BEGIN SOURCE DOCUMENT

The Directors Guild of Canada (DGC) has formed a working group to guide its efforts on the use of artificial intelligence (AI) in the screen sector.
DGC National president Warren P. Sonoda shared the working group’s key principles in a letter to members on Friday (July 14). The group’s full mission statement was made public on Monday (July 17).
The AI Working Group was formed at the DGC’s national executive board meeting in April, according to the letter. Sonoda wrote that the group will “help guide and structure our efforts in the global arena.”
The guild is currently in the process of identifying members to serve on the group, a spokesperson for DGC told Playback Daily. It also plans to hold discussions about the issue.
The working group will serve as a guide in the guild’s efforts to defend the work of its members, support all DGC job categories — including the use of AI in combination with other technologies, like virtual production — protect rights and intellectual property as defined by Canadian copyright law, and demand ethical use and transparency.

END SOURCE DOCUMENT
BEGIN SOURCE MATERIAL

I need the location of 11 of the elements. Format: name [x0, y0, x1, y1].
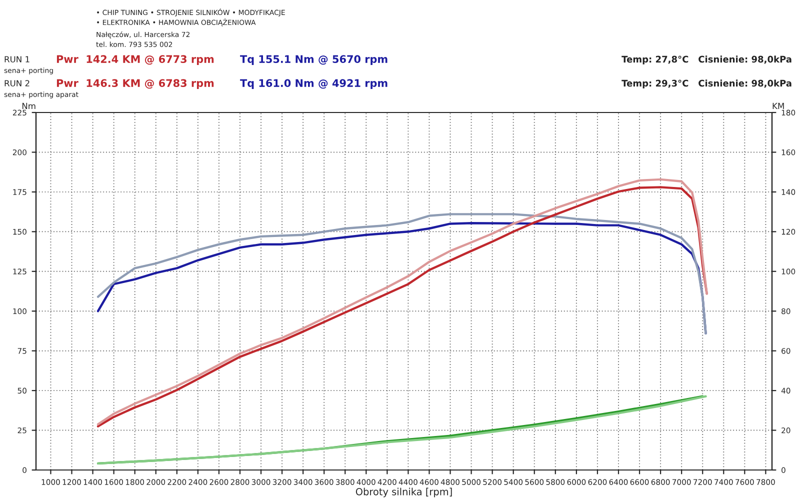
x-axis-title: Obroty silnika [rpm] [356, 488, 452, 498]
text: Pwr 146.3 KM @ 6783 rpm [56, 79, 214, 90]
y-axis-title: Nm [22, 102, 36, 109]
text: Pwr 142.4 KM @ 6773 rpm [56, 55, 214, 66]
text: Temp: 27,8°C Cisnienie: 98,0kPa [622, 56, 792, 64]
y2-axis-title: KM [772, 102, 784, 109]
text: Tq 161.0 Nm @ 4921 rpm [240, 79, 388, 90]
text: Tq 155.1 Nm @ 5670 rpm [240, 55, 388, 66]
text: RUN 2 [4, 80, 30, 86]
text: RUN 1 [4, 56, 30, 62]
text: Temp: 29,3°C Cisnienie: 98,0kPa [622, 80, 792, 88]
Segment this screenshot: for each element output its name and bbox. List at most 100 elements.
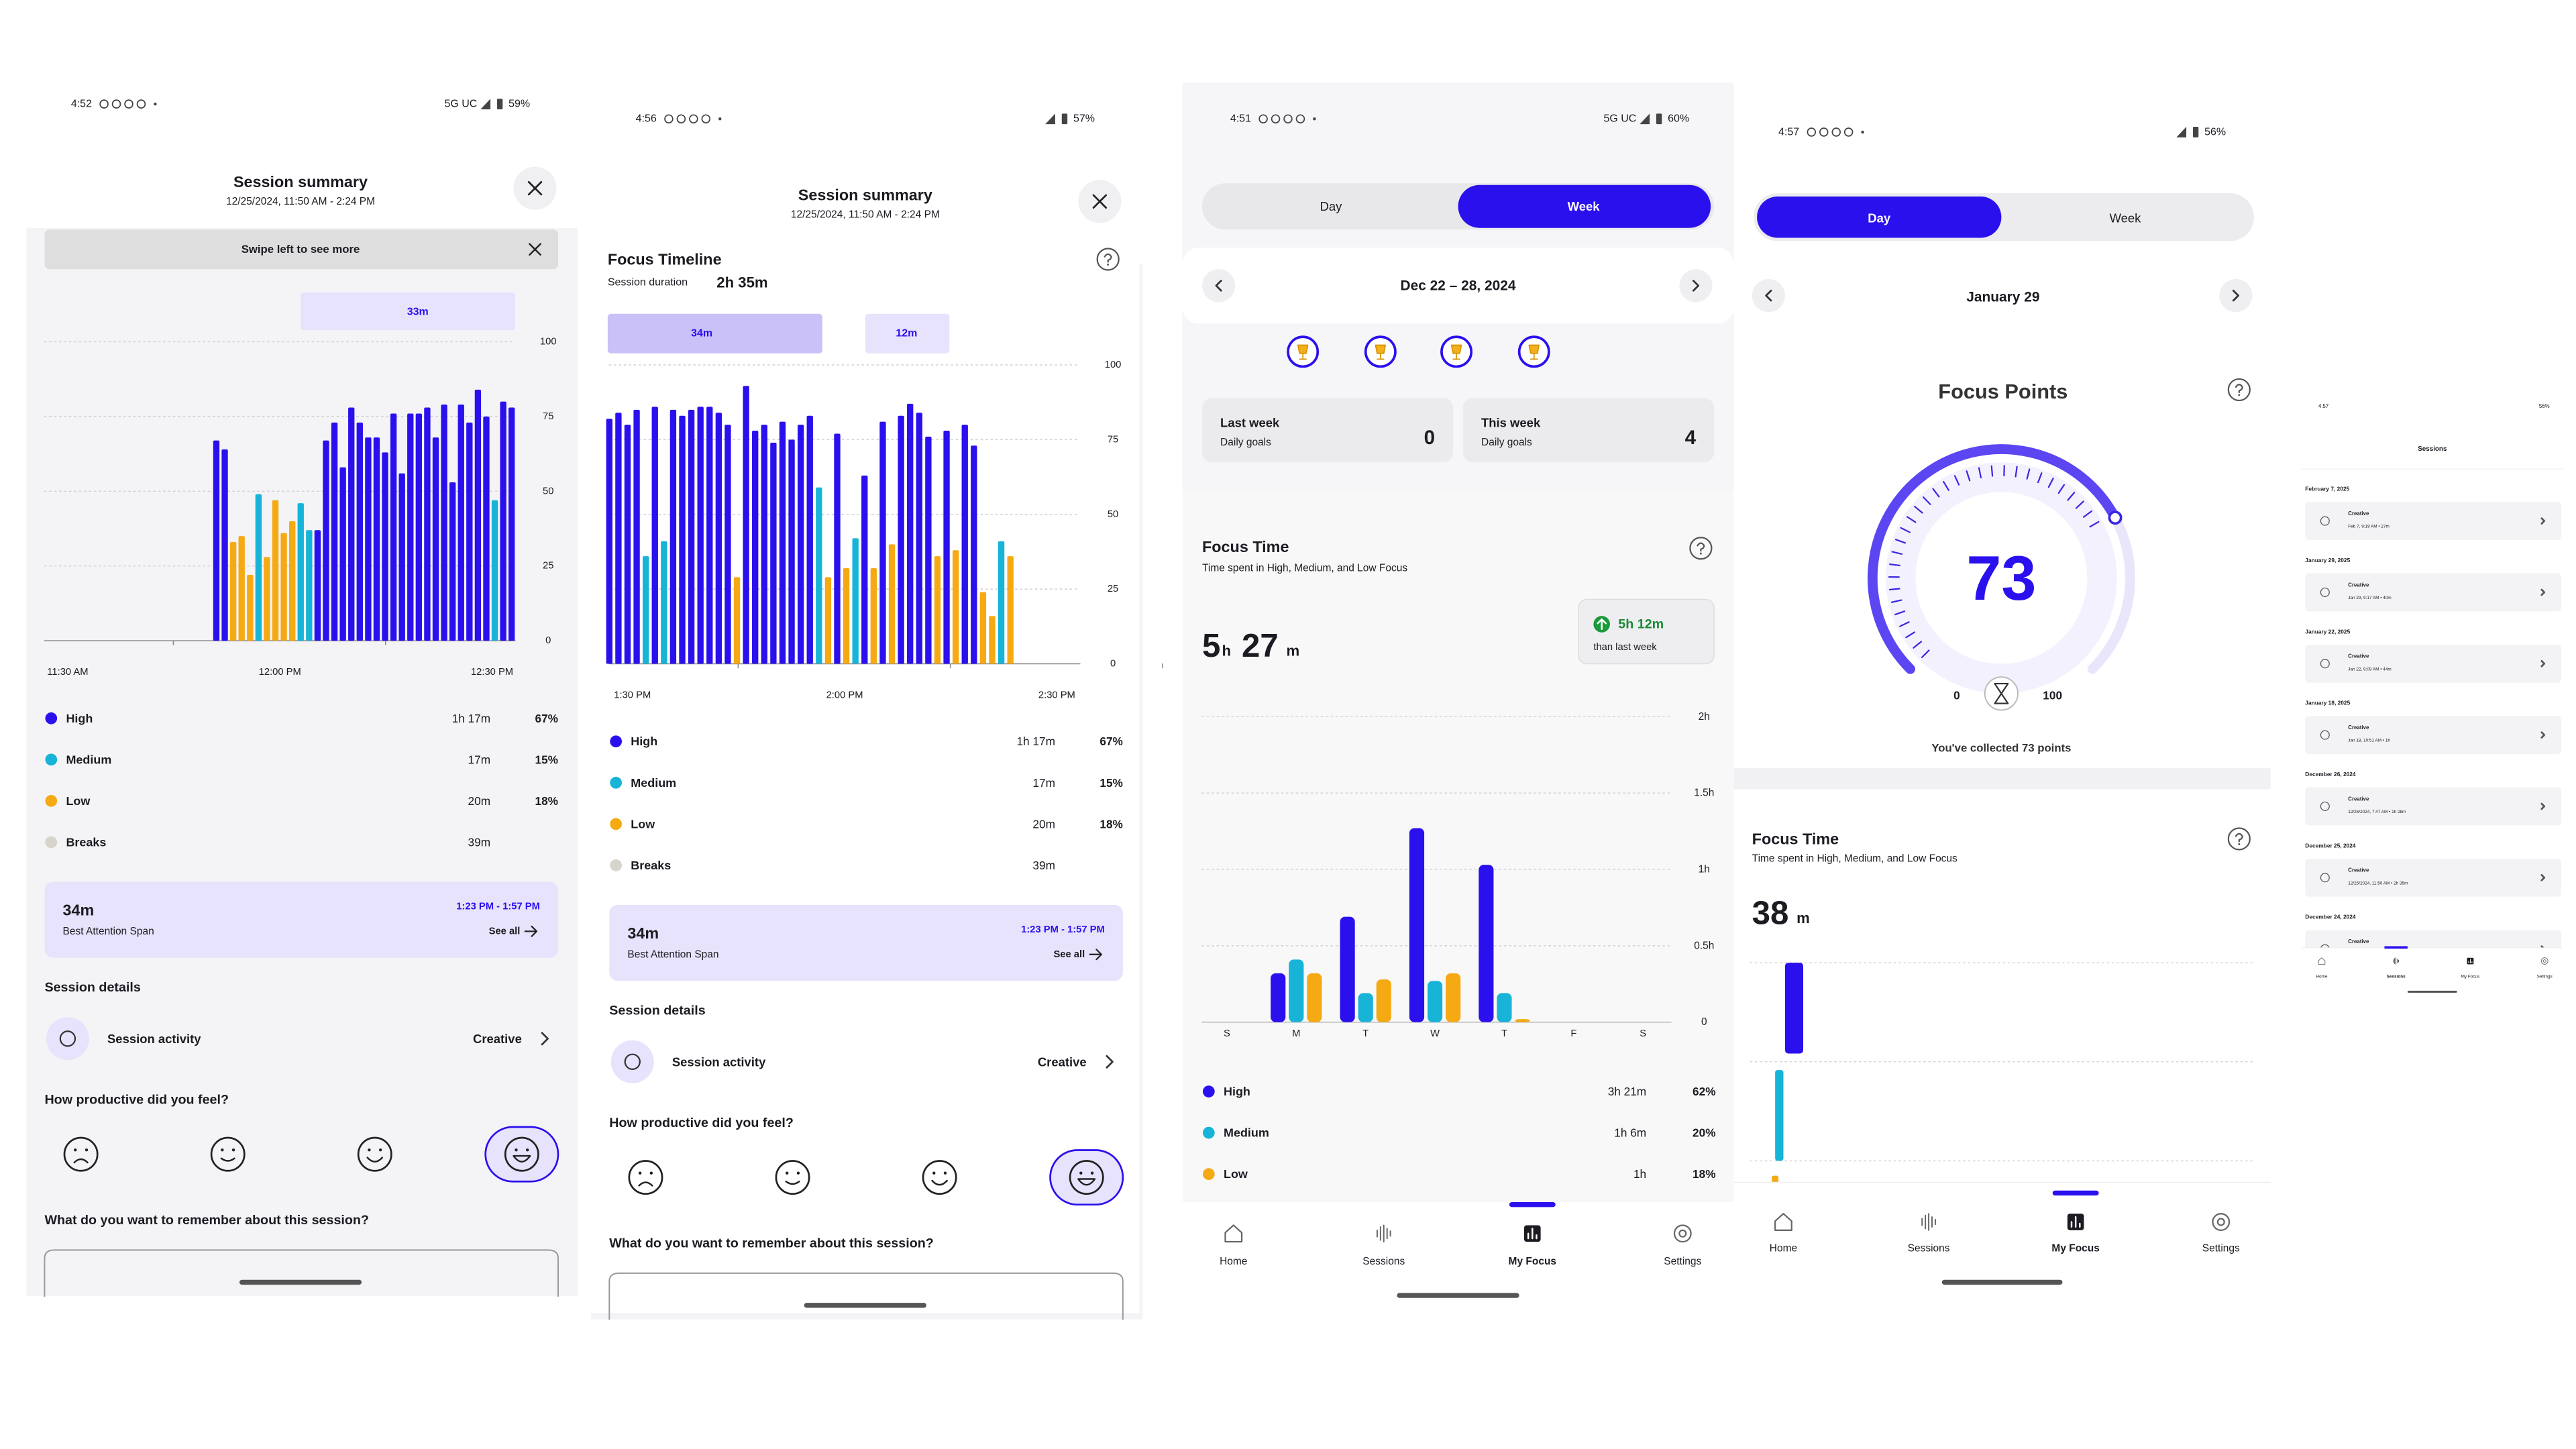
duration-value: 2h 35m: [716, 274, 767, 290]
segment-tab[interactable]: [607, 313, 822, 354]
bar: [989, 616, 996, 664]
home-indicator: [804, 1303, 926, 1308]
card-title: Last week: [1220, 416, 1280, 430]
bar: [724, 425, 731, 664]
help-button[interactable]: [1096, 248, 1120, 271]
nav-label[interactable]: Sessions: [1362, 1256, 1405, 1267]
mood-face[interactable]: [775, 1160, 810, 1195]
bar: [752, 431, 759, 664]
arrow-icon: [1089, 949, 1102, 961]
session-card[interactable]: [2305, 573, 2561, 612]
session-card[interactable]: [2305, 502, 2561, 540]
help-dot: [1699, 552, 1702, 555]
activity-value[interactable]: Creative: [473, 1032, 522, 1046]
face-selected[interactable]: [484, 1126, 559, 1183]
bar: [624, 425, 631, 664]
legend-dot: [1202, 1085, 1215, 1097]
screen: [2302, 392, 2563, 996]
face-eye: [515, 1148, 518, 1152]
bar: [615, 413, 622, 664]
see-all-link[interactable]: See all: [489, 926, 521, 936]
mood-face[interactable]: [504, 1136, 539, 1172]
legend-duration: 20m: [468, 794, 491, 808]
gauge-dial: [2075, 500, 2084, 509]
face-eye: [221, 1148, 224, 1152]
bar: [373, 437, 380, 641]
toggle-selected[interactable]: [1757, 196, 2002, 238]
legend-dot: [45, 753, 58, 766]
nav-button[interactable]: [1202, 269, 1236, 303]
bar: [916, 413, 922, 664]
nav-label[interactable]: Settings: [1664, 1256, 1701, 1267]
activity-value[interactable]: Creative: [1038, 1055, 1087, 1069]
mood-face[interactable]: [922, 1160, 957, 1195]
mood-face[interactable]: [628, 1160, 663, 1195]
screen: [26, 66, 578, 1297]
see-all-link[interactable]: See all: [1053, 949, 1085, 960]
gauge-dial: [1953, 475, 1960, 486]
nav-label[interactable]: My Focus: [2461, 974, 2480, 979]
face-selected[interactable]: [1049, 1149, 1124, 1206]
mood-face[interactable]: [357, 1136, 392, 1172]
mood-face[interactable]: [210, 1136, 246, 1172]
session-card[interactable]: [2305, 787, 2561, 826]
note-input[interactable]: [608, 1272, 1124, 1320]
chevron: [1215, 280, 1222, 292]
bar: [961, 425, 968, 664]
mood-face[interactable]: [1069, 1160, 1104, 1195]
y-tick-label: 50: [1108, 509, 1118, 520]
nav-label[interactable]: Home: [1220, 1256, 1247, 1267]
status-time: 4:56: [636, 113, 657, 125]
help-button[interactable]: [1689, 537, 1713, 560]
segment-tab[interactable]: [865, 313, 950, 354]
screen-title: Session summary: [233, 173, 368, 191]
legend-dot: [1202, 1126, 1215, 1139]
gauge-dial: [1905, 631, 1916, 639]
face-mouth: [513, 1155, 531, 1163]
nav-label[interactable]: My Focus: [1509, 1256, 1556, 1267]
legend-duration: 20m: [1032, 817, 1055, 830]
face-eye: [943, 1171, 947, 1175]
nav-button[interactable]: [1679, 269, 1713, 303]
session-card[interactable]: [2305, 716, 2561, 754]
legend-percent: 67%: [535, 712, 558, 725]
legend-percent: 18%: [1693, 1167, 1715, 1181]
mood-face[interactable]: [63, 1136, 99, 1172]
toggle-option[interactable]: Day: [1868, 211, 1891, 225]
battery-icon: [1061, 113, 1068, 125]
status-network: 5G UC: [444, 99, 477, 110]
session-card[interactable]: [2305, 644, 2561, 683]
session-card[interactable]: [2305, 859, 2561, 897]
toggle-option[interactable]: Week: [1568, 199, 1601, 213]
nav-label[interactable]: Sessions: [1908, 1242, 1950, 1254]
nav-label[interactable]: Sessions: [2387, 974, 2406, 979]
x-tick-label: 2:00 PM: [826, 690, 863, 700]
trophy-icon: [1297, 344, 1309, 360]
gauge-dial: [1894, 610, 1906, 616]
help-button[interactable]: [2227, 827, 2251, 851]
status-time: 4:57: [2318, 403, 2328, 409]
toggle-selected[interactable]: [1458, 184, 1711, 228]
toggle-option[interactable]: Week: [2110, 211, 2142, 225]
gauge-dial: [1932, 488, 1940, 498]
status-battery: 59%: [508, 99, 530, 110]
bar: [834, 433, 841, 664]
card-value: 4: [1685, 427, 1697, 449]
bar: [398, 473, 405, 641]
bar: [770, 442, 777, 664]
bar: [806, 415, 813, 664]
nav-label[interactable]: My Focus: [2051, 1242, 2099, 1254]
nav-label[interactable]: Home: [2316, 974, 2327, 979]
help-button[interactable]: [2227, 378, 2251, 402]
toggle-option[interactable]: Day: [1320, 199, 1343, 213]
session-name: Creative: [2348, 653, 2369, 659]
nav-label[interactable]: Settings: [2202, 1242, 2240, 1254]
nav-label[interactable]: Home: [1770, 1242, 1797, 1254]
face-mouth: [73, 1158, 89, 1164]
nav-button[interactable]: [1752, 279, 1785, 313]
legend-name: Breaks: [66, 835, 106, 849]
gauge-dial: [2089, 521, 2100, 528]
note-input[interactable]: [44, 1249, 559, 1297]
nav-button[interactable]: [2219, 279, 2253, 313]
nav-label[interactable]: Settings: [2537, 974, 2553, 979]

END SOURCE MATERIAL

CHALLENGES
a - Set down the passage of the DGC article that begins with the words "The Directors Guild" and ends after the words "Monday (July 17).", copying it word for word.
b - Extract the lines of the listing that begin at the line containing "x-axis-title: Obroty silnika" and end after the line containing "Segment this screenshot: for", with both of those lines included. Reproduce them unchanged and give nothing else.

ANSWERS BY TASK
a -
The Directors Guild of Canada (DGC) has formed a working group to guide its efforts on the use of artificial intelligence (AI) in the screen sector.
DGC National president Warren P. Sonoda shared the working group’s key principles in a letter to members on Friday (July 14). The group’s full mission statement was made public on Monday (July 17).

b -
x-axis-title: Obroty silnika [rpm] [356, 488, 452, 498]
text: Pwr 146.3 KM @ 6783 rpm [56, 79, 214, 90]
y-axis-title: Nm [22, 102, 36, 109]
text: Pwr 142.4 KM @ 6773 rpm [56, 55, 214, 66]
text: Temp: 27,8°C Cisnienie: 98,0kPa [622, 56, 792, 64]
y2-axis-title: KM [772, 102, 784, 109]
text: Tq 161.0 Nm @ 4921 rpm [240, 79, 388, 90]
text: Tq 155.1 Nm @ 5670 rpm [240, 55, 388, 66]
text: RUN 2 [4, 80, 30, 86]
text: RUN 1 [4, 56, 30, 62]
text: Temp: 29,3°C Cisnienie: 98,0kPa [622, 80, 792, 88]
Segment this screenshot: for each element output its name and bbox. List at most 100 elements.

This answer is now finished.